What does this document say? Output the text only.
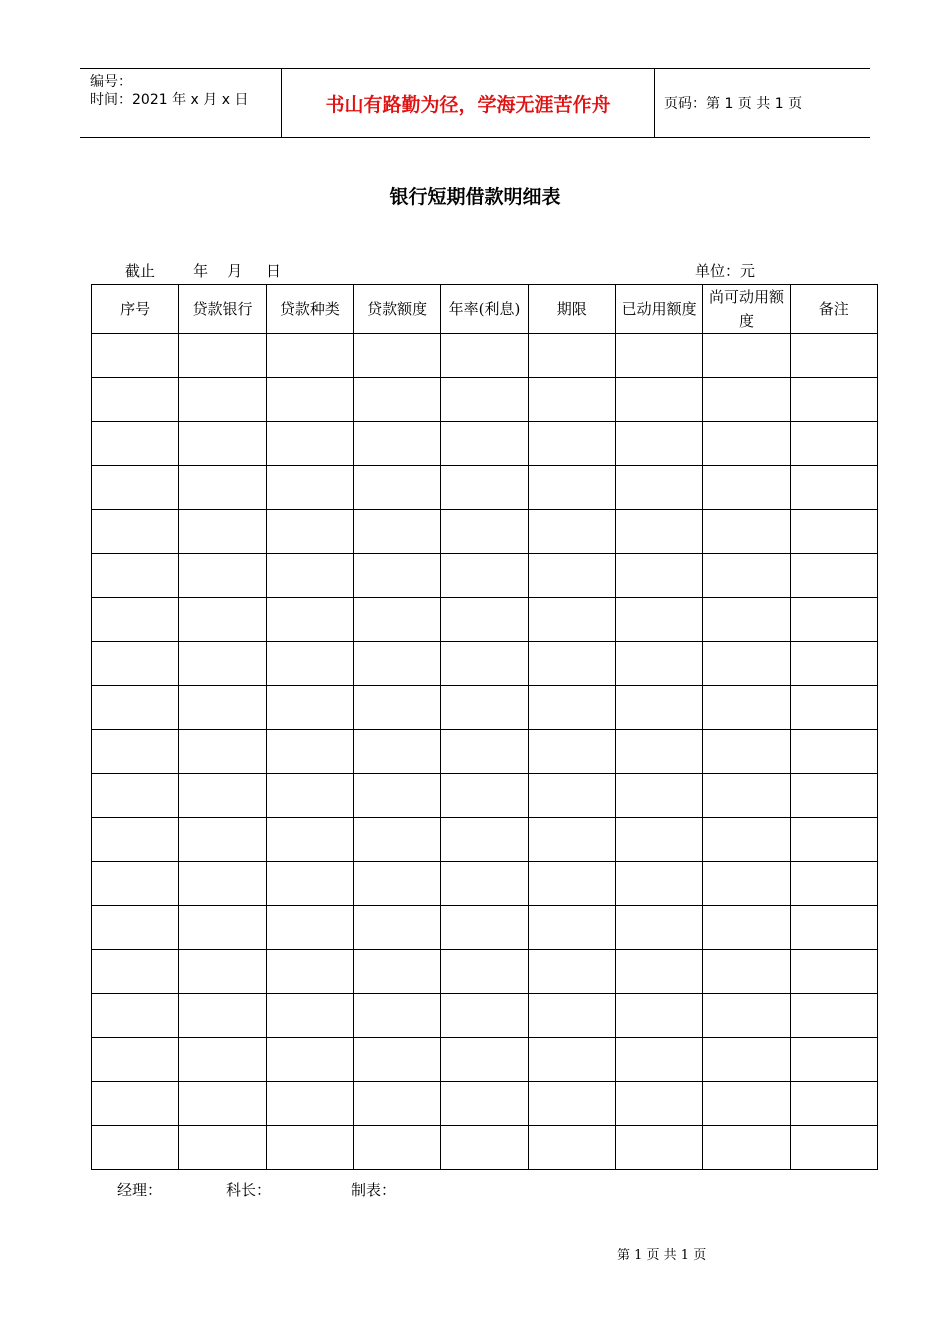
编号：
时间：2021 年 x 月 x 日	书山有路勤为径，学海无涯苦作舟	页码：第 1 页 共 1 页
银行短期借款明细表
截止        年    月     日	单位：元
序号	贷款银行	贷款种类	贷款额度	年率(利息)	期限	已动用额度	尚可动用额度	备注

经理：	科长：	制表：
第 1 页 共 1 页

——————

▶ _AIM_
Print each entry shown above with exact wording and no pictures.

▶ _WRITTEN SOLUTION_
What does this document say? Output the text only.
编号：
时间：2021 年 x 月 x 日	书山有路勤为径，学海无涯苦作舟	页码：第 1 页 共 1 页
银行短期借款明细表
截止        年    月     日	单位：元
序号	贷款银行	贷款种类	贷款额度	年率(利息)	期限	已动用额度	尚可动用额度	备注

经理：	科长：	制表：
第 1 页 共 1 页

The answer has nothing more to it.